▸ EXERCISE
Can you copy out the records character for character, starting at the first line and ending at the line that contains "627, 514, 791]"?

▸ MATERIAL TO PROCESS
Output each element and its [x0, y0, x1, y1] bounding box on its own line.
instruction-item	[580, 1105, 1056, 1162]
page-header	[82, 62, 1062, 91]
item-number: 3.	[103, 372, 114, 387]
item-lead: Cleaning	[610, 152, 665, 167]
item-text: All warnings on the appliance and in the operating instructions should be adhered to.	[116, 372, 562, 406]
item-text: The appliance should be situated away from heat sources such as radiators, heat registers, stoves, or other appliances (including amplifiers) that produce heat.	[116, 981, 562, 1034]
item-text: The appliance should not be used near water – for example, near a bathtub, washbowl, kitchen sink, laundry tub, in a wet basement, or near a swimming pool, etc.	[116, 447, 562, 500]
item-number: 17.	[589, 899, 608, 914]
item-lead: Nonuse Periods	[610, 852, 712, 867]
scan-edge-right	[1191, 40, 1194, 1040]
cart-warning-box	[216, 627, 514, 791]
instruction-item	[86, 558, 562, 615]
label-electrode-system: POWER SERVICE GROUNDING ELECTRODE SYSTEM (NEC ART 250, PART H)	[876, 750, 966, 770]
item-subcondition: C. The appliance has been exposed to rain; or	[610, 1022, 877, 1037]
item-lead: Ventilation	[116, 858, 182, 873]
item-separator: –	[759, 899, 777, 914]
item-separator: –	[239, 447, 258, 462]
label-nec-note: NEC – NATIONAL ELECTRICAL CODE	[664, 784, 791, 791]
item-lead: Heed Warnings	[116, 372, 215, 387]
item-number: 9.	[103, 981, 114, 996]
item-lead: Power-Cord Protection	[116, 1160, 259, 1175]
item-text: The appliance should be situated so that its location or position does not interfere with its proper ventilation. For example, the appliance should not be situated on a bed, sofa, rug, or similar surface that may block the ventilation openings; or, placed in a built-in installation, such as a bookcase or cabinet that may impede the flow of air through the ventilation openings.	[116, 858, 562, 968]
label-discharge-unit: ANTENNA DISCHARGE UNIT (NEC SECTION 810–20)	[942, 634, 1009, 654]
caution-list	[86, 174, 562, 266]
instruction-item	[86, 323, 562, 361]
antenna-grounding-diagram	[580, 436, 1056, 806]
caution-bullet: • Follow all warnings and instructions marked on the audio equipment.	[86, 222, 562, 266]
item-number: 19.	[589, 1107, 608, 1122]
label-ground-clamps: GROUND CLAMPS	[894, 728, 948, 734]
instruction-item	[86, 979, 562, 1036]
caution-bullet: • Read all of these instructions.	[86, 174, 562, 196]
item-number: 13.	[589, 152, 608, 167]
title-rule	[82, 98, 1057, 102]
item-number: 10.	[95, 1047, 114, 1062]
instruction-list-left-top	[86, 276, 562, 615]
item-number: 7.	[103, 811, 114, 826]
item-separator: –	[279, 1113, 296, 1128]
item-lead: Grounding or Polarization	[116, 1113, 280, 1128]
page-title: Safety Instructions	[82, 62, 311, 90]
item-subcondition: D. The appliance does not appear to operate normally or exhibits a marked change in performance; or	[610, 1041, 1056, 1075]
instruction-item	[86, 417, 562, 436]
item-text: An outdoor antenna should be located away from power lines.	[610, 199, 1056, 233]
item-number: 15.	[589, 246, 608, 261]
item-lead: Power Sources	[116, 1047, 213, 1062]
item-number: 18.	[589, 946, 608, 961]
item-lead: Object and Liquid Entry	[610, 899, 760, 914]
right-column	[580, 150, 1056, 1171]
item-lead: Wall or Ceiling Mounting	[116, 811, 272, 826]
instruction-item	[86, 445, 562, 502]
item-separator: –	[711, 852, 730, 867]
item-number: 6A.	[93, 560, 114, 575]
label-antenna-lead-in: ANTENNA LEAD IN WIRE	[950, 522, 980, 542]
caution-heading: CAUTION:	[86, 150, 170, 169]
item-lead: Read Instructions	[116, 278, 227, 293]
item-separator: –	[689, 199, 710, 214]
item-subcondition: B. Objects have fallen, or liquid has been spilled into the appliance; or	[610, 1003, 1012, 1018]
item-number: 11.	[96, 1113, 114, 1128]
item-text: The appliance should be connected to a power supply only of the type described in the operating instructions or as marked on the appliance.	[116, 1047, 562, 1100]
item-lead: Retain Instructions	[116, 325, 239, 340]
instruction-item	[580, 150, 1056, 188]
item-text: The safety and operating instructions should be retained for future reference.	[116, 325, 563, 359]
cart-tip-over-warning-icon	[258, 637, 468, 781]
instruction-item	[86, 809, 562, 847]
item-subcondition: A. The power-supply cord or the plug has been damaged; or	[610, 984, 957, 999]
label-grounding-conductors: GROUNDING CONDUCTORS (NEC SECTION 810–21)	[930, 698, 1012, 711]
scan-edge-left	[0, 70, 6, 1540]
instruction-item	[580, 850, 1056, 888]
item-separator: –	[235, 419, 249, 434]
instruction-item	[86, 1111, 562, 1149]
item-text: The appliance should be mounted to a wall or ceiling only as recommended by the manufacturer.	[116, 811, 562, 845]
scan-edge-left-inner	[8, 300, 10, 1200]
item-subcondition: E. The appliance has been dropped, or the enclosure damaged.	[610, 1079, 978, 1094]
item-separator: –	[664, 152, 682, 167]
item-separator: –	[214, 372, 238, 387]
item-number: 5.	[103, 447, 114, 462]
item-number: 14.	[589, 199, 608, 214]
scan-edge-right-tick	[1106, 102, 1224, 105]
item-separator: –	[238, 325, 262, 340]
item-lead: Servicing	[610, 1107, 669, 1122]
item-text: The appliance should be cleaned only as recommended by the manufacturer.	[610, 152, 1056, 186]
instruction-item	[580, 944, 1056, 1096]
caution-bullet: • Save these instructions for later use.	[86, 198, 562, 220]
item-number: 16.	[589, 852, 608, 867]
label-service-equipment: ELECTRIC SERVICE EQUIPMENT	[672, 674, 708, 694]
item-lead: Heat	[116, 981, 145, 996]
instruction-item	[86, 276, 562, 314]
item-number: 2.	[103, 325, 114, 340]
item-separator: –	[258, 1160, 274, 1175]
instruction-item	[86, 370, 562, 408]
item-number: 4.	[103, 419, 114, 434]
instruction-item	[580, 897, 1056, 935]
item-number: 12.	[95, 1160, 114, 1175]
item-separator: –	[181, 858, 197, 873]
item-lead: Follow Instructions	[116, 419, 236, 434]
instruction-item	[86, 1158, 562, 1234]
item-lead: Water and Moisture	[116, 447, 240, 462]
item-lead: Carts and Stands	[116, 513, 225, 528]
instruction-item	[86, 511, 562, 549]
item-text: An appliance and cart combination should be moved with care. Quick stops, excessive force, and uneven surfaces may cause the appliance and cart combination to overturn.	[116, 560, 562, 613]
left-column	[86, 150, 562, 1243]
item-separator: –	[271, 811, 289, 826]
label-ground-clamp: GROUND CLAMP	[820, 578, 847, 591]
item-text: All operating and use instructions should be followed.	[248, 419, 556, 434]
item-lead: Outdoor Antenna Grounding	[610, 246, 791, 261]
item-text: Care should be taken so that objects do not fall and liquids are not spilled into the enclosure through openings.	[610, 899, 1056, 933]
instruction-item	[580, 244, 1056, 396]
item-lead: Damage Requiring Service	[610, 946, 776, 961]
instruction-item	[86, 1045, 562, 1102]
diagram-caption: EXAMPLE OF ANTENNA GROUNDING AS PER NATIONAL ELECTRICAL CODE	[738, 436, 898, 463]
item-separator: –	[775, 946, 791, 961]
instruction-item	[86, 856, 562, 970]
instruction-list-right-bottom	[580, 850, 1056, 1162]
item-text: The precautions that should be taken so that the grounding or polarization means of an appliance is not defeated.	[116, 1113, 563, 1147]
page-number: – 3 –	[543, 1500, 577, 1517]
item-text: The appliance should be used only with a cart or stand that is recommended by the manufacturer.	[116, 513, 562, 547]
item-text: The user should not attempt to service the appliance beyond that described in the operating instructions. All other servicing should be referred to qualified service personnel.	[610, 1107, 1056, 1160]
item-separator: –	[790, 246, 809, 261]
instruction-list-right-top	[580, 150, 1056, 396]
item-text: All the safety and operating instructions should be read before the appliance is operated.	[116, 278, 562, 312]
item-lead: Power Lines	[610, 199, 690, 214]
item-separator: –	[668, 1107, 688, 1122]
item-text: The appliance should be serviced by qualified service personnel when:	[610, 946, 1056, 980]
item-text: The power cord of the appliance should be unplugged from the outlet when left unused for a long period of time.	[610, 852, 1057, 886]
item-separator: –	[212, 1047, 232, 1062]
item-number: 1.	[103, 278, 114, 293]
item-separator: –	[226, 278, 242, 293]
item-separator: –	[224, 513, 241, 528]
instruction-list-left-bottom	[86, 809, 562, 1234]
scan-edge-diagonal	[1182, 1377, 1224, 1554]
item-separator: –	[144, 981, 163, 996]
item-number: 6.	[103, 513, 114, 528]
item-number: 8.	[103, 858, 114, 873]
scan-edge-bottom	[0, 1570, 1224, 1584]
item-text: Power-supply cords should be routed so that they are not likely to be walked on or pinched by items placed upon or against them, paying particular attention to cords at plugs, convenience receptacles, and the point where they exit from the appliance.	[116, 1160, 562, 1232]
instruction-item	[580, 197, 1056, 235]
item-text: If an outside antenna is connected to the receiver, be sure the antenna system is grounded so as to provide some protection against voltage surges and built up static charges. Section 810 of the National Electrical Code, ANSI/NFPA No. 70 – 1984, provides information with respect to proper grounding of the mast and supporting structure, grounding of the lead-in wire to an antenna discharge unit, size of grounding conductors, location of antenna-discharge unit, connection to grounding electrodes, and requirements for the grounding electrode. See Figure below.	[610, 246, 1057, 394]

▸ FULL RESPONSE
Output each element and its [x0, y0, x1, y1] bounding box on its own line.
instruction-item	[580, 1105, 1056, 1162]
page-header	[82, 62, 1062, 91]
item-number: 3.	[103, 372, 114, 387]
item-lead: Cleaning	[610, 152, 665, 167]
item-text: All warnings on the appliance and in the operating instructions should be adhered to.	[116, 372, 562, 406]
item-text: The appliance should be situated away from heat sources such as radiators, heat registers, stoves, or other appliances (including amplifiers) that produce heat.	[116, 981, 562, 1034]
item-text: The appliance should not be used near water – for example, near a bathtub, washbowl, kitchen sink, laundry tub, in a wet basement, or near a swimming pool, etc.	[116, 447, 562, 500]
item-number: 17.	[589, 899, 608, 914]
item-lead: Nonuse Periods	[610, 852, 712, 867]
scan-edge-right	[1191, 40, 1194, 1040]
cart-warning-box	[216, 627, 514, 791]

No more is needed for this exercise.